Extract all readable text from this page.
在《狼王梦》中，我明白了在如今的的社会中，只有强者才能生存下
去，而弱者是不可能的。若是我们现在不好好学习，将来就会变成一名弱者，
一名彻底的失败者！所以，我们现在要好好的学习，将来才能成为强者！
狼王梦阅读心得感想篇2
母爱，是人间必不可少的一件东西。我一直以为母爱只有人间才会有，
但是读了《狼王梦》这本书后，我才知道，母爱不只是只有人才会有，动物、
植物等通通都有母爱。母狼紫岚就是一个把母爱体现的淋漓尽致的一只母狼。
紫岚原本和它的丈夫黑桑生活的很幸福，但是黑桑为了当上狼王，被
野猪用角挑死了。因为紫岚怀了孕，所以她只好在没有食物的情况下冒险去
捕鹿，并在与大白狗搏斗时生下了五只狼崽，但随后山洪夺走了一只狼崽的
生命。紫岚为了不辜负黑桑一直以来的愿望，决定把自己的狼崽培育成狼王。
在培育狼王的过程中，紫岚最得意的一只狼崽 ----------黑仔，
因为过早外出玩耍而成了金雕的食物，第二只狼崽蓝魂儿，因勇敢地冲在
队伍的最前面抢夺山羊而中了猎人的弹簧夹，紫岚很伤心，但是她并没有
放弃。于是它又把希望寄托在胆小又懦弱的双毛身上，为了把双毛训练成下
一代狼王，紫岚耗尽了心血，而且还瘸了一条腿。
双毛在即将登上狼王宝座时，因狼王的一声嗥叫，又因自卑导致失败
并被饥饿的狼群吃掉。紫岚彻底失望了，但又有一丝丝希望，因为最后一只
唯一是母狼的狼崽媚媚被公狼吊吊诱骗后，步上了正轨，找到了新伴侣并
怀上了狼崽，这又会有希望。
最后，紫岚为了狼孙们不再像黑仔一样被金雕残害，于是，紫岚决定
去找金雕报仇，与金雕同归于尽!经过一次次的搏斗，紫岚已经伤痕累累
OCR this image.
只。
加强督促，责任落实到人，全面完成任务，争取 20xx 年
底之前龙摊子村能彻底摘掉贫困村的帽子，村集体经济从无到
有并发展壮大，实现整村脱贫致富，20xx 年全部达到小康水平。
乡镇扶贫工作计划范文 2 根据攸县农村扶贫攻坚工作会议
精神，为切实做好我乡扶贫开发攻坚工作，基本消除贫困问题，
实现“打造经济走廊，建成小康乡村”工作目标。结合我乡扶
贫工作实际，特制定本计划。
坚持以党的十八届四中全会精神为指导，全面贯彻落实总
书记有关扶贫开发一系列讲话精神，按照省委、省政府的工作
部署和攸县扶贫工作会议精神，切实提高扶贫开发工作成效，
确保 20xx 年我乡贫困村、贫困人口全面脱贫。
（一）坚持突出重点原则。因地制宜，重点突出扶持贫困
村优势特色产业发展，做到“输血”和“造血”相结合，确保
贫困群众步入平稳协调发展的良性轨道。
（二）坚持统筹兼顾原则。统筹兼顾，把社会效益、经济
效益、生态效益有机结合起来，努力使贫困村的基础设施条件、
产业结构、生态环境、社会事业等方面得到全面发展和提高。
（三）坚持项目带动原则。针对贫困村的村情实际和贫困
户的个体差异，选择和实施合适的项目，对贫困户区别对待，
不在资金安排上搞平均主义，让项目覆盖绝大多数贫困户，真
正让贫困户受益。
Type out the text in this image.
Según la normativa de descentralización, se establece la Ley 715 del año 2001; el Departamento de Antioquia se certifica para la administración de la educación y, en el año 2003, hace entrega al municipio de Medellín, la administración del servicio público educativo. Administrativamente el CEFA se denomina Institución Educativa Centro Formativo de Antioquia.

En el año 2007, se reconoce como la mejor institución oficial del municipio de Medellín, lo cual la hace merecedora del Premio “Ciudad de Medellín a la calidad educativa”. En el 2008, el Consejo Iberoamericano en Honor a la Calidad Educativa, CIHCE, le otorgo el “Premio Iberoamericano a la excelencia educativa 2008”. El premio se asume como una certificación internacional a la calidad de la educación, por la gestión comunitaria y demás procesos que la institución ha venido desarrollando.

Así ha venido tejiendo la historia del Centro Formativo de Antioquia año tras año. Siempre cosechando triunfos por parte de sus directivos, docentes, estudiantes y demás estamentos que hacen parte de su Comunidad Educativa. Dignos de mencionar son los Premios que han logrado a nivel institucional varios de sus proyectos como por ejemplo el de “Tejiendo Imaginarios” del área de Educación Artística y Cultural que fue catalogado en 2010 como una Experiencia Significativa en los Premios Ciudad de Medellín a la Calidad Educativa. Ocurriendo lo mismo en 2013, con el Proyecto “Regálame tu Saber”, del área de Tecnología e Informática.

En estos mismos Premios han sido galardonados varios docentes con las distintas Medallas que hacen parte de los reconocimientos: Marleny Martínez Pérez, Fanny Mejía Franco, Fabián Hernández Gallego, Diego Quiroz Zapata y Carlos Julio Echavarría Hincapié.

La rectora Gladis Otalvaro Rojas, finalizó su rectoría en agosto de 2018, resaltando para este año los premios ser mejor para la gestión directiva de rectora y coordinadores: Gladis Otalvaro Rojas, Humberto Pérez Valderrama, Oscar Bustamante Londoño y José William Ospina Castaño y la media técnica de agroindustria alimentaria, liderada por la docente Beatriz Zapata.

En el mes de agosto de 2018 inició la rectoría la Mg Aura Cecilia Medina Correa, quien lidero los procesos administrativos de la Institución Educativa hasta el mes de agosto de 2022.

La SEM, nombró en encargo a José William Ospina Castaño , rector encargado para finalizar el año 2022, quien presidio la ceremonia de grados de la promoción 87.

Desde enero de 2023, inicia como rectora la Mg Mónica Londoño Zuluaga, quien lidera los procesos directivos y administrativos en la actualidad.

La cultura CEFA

• _YOUR TASK_
Every entry must be output again, exactly as written above.

• _WORKED ANSWER_
Extract all readable text from this page.
在《狼王梦》中，我明白了在如今的的社会中，只有强者才能生存下
去，而弱者是不可能的。若是我们现在不好好学习，将来就会变成一名弱者，
一名彻底的失败者！所以，我们现在要好好的学习，将来才能成为强者！
狼王梦阅读心得感想篇2
母爱，是人间必不可少的一件东西。我一直以为母爱只有人间才会有，
但是读了《狼王梦》这本书后，我才知道，母爱不只是只有人才会有，动物、
植物等通通都有母爱。母狼紫岚就是一个把母爱体现的淋漓尽致的一只母狼。
紫岚原本和它的丈夫黑桑生活的很幸福，但是黑桑为了当上狼王，被
野猪用角挑死了。因为紫岚怀了孕，所以她只好在没有食物的情况下冒险去
捕鹿，并在与大白狗搏斗时生下了五只狼崽，但随后山洪夺走了一只狼崽的
生命。紫岚为了不辜负黑桑一直以来的愿望，决定把自己的狼崽培育成狼王。
在培育狼王的过程中，紫岚最得意的一只狼崽 ----------黑仔，
因为过早外出玩耍而成了金雕的食物，第二只狼崽蓝魂儿，因勇敢地冲在
队伍的最前面抢夺山羊而中了猎人的弹簧夹，紫岚很伤心，但是她并没有
放弃。于是它又把希望寄托在胆小又懦弱的双毛身上，为了把双毛训练成下
一代狼王，紫岚耗尽了心血，而且还瘸了一条腿。
双毛在即将登上狼王宝座时，因狼王的一声嗥叫，又因自卑导致失败
并被饥饿的狼群吃掉。紫岚彻底失望了，但又有一丝丝希望，因为最后一只
唯一是母狼的狼崽媚媚被公狼吊吊诱骗后，步上了正轨，找到了新伴侣并
怀上了狼崽，这又会有希望。
最后，紫岚为了狼孙们不再像黑仔一样被金雕残害，于是，紫岚决定
去找金雕报仇，与金雕同归于尽!经过一次次的搏斗，紫岚已经伤痕累累
OCR this image.
只。
加强督促，责任落实到人，全面完成任务，争取 20xx 年
底之前龙摊子村能彻底摘掉贫困村的帽子，村集体经济从无到
有并发展壮大，实现整村脱贫致富，20xx 年全部达到小康水平。
乡镇扶贫工作计划范文 2 根据攸县农村扶贫攻坚工作会议
精神，为切实做好我乡扶贫开发攻坚工作，基本消除贫困问题，
实现“打造经济走廊，建成小康乡村”工作目标。结合我乡扶
贫工作实际，特制定本计划。
坚持以党的十八届四中全会精神为指导，全面贯彻落实总
书记有关扶贫开发一系列讲话精神，按照省委、省政府的工作
部署和攸县扶贫工作会议精神，切实提高扶贫开发工作成效，
确保 20xx 年我乡贫困村、贫困人口全面脱贫。
（一）坚持突出重点原则。因地制宜，重点突出扶持贫困
村优势特色产业发展，做到“输血”和“造血”相结合，确保
贫困群众步入平稳协调发展的良性轨道。
（二）坚持统筹兼顾原则。统筹兼顾，把社会效益、经济
效益、生态效益有机结合起来，努力使贫困村的基础设施条件、
产业结构、生态环境、社会事业等方面得到全面发展和提高。
（三）坚持项目带动原则。针对贫困村的村情实际和贫困
户的个体差异，选择和实施合适的项目，对贫困户区别对待，
不在资金安排上搞平均主义，让项目覆盖绝大多数贫困户，真
正让贫困户受益。
Type out the text in this image.
Según la normativa de descentralización, se establece la Ley 715 del año 2001; el Departamento de Antioquia se certifica para la administración de la educación y, en el año 2003, hace entrega al municipio de Medellín, la administración del servicio público educativo. Administrativamente el CEFA se denomina Institución Educativa Centro Formativo de Antioquia.

En el año 2007, se reconoce como la mejor institución oficial del municipio de Medellín, lo cual la hace merecedora del Premio “Ciudad de Medellín a la calidad educativa”. En el 2008, el Consejo Iberoamericano en Honor a la Calidad Educativa, CIHCE, le otorgo el “Premio Iberoamericano a la excelencia educativa 2008”. El premio se asume como una certificación internacional a la calidad de la educación, por la gestión comunitaria y demás procesos que la institución ha venido desarrollando.

Así ha venido tejiendo la historia del Centro Formativo de Antioquia año tras año. Siempre cosechando triunfos por parte de sus directivos, docentes, estudiantes y demás estamentos que hacen parte de su Comunidad Educativa. Dignos de mencionar son los Premios que han logrado a nivel institucional varios de sus proyectos como por ejemplo el de “Tejiendo Imaginarios” del área de Educación Artística y Cultural que fue catalogado en 2010 como una Experiencia Significativa en los Premios Ciudad de Medellín a la Calidad Educativa. Ocurriendo lo mismo en 2013, con el Proyecto “Regálame tu Saber”, del área de Tecnología e Informática.

En estos mismos Premios han sido galardonados varios docentes con las distintas Medallas que hacen parte de los reconocimientos: Marleny Martínez Pérez, Fanny Mejía Franco, Fabián Hernández Gallego, Diego Quiroz Zapata y Carlos Julio Echavarría Hincapié.

La rectora Gladis Otalvaro Rojas, finalizó su rectoría en agosto de 2018, resaltando para este año los premios ser mejor para la gestión directiva de rectora y coordinadores: Gladis Otalvaro Rojas, Humberto Pérez Valderrama, Oscar Bustamante Londoño y José William Ospina Castaño y la media técnica de agroindustria alimentaria, liderada por la docente Beatriz Zapata.

En el mes de agosto de 2018 inició la rectoría la Mg Aura Cecilia Medina Correa, quien lidero los procesos administrativos de la Institución Educativa hasta el mes de agosto de 2022.

La SEM, nombró en encargo a José William Ospina Castaño , rector encargado para finalizar el año 2022, quien presidio la ceremonia de grados de la promoción 87.

Desde enero de 2023, inicia como rectora la Mg Mónica Londoño Zuluaga, quien lidera los procesos directivos y administrativos en la actualidad.

La cultura CEFA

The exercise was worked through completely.